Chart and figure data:
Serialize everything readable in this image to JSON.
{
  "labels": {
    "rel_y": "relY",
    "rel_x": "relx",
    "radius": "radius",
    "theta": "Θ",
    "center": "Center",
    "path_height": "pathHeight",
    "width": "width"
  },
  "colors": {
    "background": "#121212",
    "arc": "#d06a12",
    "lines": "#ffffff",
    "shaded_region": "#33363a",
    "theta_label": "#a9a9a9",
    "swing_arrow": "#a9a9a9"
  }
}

**TASK OBJECTIVE:** Extract each entry in full and write it down exactly.

**SOLUTION BELOW:**
Serialize everything readable in this image to JSON.
{
  "labels": {
    "rel_y": "relY",
    "rel_x": "relx",
    "radius": "radius",
    "theta": "Θ",
    "center": "Center",
    "path_height": "pathHeight",
    "width": "width"
  },
  "colors": {
    "background": "#121212",
    "arc": "#d06a12",
    "lines": "#ffffff",
    "shaded_region": "#33363a",
    "theta_label": "#a9a9a9",
    "swing_arrow": "#a9a9a9"
  }
}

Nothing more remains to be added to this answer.